--- Start of SOURCE MATERIAL ---
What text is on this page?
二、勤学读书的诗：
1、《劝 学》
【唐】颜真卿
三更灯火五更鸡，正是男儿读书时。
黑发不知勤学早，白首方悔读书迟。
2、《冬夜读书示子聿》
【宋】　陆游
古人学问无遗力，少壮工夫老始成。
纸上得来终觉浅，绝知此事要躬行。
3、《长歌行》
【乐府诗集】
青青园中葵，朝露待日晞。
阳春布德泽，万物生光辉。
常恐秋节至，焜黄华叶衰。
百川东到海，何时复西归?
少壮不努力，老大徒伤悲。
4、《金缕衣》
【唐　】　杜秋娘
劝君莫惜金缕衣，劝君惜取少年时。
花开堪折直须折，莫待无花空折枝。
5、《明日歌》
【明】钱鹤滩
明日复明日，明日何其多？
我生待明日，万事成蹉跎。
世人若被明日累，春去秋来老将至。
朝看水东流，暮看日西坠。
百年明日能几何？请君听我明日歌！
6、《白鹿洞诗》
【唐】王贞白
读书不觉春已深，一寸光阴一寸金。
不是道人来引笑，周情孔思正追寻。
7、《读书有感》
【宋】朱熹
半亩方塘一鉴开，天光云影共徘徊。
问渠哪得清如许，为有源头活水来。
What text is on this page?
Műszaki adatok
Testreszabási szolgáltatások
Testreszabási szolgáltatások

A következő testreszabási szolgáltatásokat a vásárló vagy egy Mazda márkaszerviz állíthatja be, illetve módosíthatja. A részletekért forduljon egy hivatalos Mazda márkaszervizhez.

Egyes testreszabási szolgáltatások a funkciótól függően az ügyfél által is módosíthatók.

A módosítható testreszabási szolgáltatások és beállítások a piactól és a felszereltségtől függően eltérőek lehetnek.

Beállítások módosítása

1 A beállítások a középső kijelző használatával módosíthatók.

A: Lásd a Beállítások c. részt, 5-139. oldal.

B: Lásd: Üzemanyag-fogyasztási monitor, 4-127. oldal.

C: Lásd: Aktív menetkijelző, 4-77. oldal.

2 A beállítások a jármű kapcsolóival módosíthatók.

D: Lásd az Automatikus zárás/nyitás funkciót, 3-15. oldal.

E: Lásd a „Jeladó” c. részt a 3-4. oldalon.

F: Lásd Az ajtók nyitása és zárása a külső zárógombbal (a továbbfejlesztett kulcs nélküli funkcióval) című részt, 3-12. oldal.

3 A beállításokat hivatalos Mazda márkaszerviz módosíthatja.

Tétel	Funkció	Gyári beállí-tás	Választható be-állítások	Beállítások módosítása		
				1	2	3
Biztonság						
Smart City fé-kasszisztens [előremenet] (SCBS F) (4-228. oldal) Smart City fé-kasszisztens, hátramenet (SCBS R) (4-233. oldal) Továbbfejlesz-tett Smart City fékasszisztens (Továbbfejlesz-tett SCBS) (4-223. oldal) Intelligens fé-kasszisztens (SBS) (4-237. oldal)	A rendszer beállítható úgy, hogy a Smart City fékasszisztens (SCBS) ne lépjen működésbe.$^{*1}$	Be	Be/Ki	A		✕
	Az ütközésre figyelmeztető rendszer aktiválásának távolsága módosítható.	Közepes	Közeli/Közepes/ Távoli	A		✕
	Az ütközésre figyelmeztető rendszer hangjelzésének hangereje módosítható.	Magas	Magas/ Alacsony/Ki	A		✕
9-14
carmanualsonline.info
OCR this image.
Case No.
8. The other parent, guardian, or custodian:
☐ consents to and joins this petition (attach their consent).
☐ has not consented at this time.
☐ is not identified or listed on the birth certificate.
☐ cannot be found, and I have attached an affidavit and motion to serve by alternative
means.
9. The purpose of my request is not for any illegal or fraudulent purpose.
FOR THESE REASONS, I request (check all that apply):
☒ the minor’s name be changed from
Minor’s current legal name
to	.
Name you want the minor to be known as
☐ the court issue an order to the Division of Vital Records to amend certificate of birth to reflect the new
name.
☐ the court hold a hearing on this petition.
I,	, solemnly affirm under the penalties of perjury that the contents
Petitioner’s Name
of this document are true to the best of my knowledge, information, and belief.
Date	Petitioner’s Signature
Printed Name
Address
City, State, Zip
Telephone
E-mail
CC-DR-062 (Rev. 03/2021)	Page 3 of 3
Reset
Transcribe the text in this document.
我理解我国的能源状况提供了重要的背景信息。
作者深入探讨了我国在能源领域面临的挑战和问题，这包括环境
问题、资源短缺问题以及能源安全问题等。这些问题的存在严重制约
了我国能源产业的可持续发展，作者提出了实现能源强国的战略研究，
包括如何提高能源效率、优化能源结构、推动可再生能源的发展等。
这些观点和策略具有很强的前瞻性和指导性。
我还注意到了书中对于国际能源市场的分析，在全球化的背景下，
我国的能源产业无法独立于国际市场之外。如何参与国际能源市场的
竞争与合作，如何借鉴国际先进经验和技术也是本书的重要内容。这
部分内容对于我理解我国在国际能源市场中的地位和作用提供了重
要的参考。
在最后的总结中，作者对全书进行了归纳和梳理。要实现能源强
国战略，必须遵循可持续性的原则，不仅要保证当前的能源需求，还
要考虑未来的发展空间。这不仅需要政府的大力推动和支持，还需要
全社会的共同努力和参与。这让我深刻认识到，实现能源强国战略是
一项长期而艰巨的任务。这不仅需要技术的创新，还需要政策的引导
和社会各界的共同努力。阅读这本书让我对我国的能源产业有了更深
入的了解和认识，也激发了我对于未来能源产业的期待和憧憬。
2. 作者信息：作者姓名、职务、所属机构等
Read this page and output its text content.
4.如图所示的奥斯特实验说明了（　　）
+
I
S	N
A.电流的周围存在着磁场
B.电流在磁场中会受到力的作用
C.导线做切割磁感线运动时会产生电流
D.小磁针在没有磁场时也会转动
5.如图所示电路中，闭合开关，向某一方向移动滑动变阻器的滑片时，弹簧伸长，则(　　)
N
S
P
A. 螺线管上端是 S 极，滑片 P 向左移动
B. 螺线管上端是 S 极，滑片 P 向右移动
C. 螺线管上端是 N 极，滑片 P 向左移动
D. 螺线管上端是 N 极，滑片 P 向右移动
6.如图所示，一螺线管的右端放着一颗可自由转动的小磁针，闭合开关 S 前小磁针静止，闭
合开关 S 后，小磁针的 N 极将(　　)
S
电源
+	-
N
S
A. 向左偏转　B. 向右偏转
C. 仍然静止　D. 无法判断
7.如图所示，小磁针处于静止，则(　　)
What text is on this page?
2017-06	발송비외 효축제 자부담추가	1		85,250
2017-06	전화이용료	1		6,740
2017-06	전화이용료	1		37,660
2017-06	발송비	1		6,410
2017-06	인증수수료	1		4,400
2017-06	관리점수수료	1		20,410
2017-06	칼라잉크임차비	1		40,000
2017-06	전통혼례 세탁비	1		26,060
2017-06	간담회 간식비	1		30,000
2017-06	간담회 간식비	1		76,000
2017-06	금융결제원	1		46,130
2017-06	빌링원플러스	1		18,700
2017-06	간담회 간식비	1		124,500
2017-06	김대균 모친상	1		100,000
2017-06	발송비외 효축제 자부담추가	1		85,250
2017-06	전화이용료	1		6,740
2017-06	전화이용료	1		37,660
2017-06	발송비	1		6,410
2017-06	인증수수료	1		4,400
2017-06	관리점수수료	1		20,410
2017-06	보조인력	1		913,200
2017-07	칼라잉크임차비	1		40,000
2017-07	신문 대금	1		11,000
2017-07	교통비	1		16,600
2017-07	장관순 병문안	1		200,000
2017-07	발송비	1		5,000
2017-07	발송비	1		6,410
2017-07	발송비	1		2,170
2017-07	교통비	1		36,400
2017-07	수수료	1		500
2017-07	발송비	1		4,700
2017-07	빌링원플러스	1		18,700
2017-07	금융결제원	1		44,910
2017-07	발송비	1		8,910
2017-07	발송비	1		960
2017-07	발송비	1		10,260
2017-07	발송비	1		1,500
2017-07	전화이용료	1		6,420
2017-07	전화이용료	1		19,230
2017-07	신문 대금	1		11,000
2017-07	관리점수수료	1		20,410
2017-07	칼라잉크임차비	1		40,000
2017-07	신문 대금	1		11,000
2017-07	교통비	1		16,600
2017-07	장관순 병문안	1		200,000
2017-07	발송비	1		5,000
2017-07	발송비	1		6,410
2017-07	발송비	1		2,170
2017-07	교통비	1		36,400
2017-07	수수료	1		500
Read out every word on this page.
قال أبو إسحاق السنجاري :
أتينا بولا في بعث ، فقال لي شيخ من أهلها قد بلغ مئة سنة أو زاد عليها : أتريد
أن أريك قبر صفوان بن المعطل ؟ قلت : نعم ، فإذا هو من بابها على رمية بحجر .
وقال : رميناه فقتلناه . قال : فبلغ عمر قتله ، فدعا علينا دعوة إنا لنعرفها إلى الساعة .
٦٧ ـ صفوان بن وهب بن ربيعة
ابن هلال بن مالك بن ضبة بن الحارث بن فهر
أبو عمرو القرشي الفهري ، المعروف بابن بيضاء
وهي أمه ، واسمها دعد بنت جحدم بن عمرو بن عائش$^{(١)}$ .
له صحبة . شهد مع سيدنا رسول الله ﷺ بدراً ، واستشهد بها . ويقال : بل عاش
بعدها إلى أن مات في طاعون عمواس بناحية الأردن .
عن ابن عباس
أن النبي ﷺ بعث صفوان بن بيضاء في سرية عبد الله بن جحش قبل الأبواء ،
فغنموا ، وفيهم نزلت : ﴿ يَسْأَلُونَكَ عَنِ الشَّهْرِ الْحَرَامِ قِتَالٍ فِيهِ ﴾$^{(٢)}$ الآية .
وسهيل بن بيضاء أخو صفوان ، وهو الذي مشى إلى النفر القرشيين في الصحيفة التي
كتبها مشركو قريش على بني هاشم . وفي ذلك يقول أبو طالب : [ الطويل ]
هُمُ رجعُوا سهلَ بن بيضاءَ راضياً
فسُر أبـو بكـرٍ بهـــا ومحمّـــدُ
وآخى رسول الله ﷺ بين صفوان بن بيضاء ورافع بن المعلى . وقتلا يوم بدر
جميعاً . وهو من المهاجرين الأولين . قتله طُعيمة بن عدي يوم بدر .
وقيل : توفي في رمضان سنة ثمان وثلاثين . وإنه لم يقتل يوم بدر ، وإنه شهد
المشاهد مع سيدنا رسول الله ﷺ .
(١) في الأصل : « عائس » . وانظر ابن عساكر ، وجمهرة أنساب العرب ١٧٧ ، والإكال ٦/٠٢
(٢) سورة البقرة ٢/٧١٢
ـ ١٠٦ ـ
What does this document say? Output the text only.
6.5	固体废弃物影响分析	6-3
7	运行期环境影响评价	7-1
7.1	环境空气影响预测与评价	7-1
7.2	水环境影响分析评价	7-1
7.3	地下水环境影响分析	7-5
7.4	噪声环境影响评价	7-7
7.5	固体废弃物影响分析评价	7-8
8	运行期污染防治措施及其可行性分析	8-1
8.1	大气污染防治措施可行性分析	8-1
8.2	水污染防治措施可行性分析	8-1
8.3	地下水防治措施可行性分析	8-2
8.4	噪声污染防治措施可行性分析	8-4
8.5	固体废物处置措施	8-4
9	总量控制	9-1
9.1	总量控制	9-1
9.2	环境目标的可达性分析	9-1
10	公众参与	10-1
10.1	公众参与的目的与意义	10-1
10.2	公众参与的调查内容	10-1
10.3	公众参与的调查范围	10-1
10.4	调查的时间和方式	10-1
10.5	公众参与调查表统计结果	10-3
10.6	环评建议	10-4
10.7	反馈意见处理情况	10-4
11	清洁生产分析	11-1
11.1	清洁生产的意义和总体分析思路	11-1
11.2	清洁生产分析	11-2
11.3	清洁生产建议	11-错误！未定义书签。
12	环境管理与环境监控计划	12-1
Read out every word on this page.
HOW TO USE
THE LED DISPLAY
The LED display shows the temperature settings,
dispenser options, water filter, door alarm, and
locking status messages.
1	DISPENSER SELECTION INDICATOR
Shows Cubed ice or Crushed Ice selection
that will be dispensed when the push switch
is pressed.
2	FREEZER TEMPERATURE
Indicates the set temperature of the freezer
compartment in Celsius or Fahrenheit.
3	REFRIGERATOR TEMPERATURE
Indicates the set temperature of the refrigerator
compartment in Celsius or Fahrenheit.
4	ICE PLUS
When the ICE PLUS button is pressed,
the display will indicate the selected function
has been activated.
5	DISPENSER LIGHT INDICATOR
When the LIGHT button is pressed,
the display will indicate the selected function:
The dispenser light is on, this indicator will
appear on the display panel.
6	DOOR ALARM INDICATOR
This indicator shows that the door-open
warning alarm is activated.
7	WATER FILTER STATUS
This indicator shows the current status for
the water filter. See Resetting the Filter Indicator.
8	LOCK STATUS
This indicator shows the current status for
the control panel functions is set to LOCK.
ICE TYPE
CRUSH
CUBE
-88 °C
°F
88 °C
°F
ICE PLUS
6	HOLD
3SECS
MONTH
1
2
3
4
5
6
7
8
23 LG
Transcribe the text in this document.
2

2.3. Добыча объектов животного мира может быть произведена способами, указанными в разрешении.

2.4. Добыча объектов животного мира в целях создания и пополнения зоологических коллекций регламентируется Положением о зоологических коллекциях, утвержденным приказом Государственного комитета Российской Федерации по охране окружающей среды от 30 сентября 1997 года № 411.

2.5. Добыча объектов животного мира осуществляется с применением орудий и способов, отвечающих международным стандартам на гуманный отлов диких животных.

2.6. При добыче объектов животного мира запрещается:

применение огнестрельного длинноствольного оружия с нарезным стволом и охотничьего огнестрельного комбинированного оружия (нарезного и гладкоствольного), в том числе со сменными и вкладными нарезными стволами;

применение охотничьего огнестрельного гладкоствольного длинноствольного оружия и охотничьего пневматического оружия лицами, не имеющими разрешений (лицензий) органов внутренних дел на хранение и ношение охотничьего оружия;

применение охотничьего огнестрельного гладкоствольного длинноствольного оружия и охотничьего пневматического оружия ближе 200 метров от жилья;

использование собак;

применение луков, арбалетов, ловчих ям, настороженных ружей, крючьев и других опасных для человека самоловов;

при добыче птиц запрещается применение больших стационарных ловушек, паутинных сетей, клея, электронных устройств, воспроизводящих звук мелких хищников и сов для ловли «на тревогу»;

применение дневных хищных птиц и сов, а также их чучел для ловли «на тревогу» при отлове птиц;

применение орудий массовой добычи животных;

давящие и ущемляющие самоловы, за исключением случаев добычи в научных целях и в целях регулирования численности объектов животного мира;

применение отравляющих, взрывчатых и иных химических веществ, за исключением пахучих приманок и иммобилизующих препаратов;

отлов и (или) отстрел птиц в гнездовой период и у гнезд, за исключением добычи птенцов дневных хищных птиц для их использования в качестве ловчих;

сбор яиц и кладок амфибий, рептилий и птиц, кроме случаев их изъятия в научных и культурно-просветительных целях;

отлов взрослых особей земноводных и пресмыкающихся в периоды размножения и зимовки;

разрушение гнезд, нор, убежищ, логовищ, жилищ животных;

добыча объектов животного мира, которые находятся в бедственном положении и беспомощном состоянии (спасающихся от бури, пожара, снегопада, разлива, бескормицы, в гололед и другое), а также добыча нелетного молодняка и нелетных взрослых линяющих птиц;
--- End of SOURCE MATERIAL ---
EXERCISE:
Go through the listing above line by line and say how many lines hold the word "Lásd". Reply with that number only.

COMPLETE OUTPUT:
6